Only a number is wanted: how many lines in the listing contain the word "this"?

-- start of Extracted information --

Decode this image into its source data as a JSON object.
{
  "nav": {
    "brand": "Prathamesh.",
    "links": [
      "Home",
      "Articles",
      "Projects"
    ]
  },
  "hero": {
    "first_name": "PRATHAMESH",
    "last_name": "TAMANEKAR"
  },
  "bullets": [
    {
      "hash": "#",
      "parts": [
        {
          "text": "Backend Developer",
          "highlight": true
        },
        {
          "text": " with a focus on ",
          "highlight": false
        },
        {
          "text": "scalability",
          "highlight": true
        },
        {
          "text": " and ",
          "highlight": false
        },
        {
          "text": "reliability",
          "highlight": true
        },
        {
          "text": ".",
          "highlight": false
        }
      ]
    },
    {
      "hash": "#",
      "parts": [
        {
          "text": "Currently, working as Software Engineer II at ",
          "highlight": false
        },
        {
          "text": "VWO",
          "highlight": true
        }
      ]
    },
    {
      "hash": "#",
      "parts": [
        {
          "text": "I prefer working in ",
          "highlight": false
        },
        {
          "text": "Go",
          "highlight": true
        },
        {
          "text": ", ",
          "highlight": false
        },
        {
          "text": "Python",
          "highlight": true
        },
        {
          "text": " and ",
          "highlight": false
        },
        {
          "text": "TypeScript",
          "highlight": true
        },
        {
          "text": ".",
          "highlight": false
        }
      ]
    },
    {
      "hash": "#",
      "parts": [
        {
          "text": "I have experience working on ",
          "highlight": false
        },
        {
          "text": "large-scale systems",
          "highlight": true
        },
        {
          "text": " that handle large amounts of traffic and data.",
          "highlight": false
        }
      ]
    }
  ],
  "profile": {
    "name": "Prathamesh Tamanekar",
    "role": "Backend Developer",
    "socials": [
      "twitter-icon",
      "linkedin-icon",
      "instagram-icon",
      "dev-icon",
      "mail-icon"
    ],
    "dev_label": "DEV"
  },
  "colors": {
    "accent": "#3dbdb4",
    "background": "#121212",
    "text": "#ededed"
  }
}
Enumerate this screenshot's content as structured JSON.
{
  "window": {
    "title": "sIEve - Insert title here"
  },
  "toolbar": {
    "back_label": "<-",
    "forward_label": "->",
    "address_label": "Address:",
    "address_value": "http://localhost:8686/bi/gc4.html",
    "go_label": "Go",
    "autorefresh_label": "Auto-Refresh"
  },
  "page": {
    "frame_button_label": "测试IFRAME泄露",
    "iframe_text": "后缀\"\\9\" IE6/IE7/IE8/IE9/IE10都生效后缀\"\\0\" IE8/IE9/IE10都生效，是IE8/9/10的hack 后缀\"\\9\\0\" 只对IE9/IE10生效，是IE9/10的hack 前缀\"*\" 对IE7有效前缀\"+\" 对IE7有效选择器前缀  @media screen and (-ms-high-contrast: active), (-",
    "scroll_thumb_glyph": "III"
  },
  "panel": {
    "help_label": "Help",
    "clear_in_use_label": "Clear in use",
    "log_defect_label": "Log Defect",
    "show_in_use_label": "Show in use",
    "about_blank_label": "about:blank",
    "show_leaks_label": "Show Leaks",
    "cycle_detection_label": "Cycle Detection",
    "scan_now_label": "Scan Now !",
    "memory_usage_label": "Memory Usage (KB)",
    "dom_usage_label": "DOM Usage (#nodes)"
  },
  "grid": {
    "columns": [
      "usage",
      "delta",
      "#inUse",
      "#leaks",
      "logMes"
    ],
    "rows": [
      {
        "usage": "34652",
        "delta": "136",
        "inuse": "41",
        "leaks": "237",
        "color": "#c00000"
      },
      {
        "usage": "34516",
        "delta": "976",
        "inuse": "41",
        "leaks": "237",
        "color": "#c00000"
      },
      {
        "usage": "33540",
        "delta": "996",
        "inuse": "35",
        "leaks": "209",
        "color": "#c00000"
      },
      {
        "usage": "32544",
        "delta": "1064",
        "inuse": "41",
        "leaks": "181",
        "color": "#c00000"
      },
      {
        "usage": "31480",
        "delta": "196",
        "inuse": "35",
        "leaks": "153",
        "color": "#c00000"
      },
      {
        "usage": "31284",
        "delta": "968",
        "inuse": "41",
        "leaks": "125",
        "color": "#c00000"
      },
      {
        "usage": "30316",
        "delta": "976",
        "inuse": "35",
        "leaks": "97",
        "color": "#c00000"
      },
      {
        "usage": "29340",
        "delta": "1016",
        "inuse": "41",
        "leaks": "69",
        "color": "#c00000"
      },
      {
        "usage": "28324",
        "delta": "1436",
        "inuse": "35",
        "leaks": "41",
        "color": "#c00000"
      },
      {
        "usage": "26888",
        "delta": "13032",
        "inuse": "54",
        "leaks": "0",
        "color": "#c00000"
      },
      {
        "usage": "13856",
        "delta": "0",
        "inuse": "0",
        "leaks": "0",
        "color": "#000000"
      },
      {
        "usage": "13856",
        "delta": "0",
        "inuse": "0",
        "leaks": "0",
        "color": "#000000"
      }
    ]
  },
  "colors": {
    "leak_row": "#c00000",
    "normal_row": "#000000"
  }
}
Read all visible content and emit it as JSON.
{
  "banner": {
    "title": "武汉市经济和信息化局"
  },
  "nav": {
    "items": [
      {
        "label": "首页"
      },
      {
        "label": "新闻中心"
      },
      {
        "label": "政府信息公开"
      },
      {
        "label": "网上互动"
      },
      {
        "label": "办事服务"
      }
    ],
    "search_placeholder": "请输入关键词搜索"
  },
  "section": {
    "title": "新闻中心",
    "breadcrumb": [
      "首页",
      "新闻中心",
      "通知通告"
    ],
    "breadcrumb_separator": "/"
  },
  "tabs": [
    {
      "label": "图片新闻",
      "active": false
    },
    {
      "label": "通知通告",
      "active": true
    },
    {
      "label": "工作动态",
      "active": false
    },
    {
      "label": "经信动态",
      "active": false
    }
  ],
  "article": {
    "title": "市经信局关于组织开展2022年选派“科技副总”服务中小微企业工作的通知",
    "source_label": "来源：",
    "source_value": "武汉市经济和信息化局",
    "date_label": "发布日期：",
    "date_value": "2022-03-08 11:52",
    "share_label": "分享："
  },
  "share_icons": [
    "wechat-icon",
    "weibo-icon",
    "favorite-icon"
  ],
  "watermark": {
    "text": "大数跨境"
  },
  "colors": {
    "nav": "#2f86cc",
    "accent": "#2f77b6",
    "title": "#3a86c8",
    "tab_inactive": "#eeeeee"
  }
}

-- end of Extracted information --

▶ _Written answer_: 2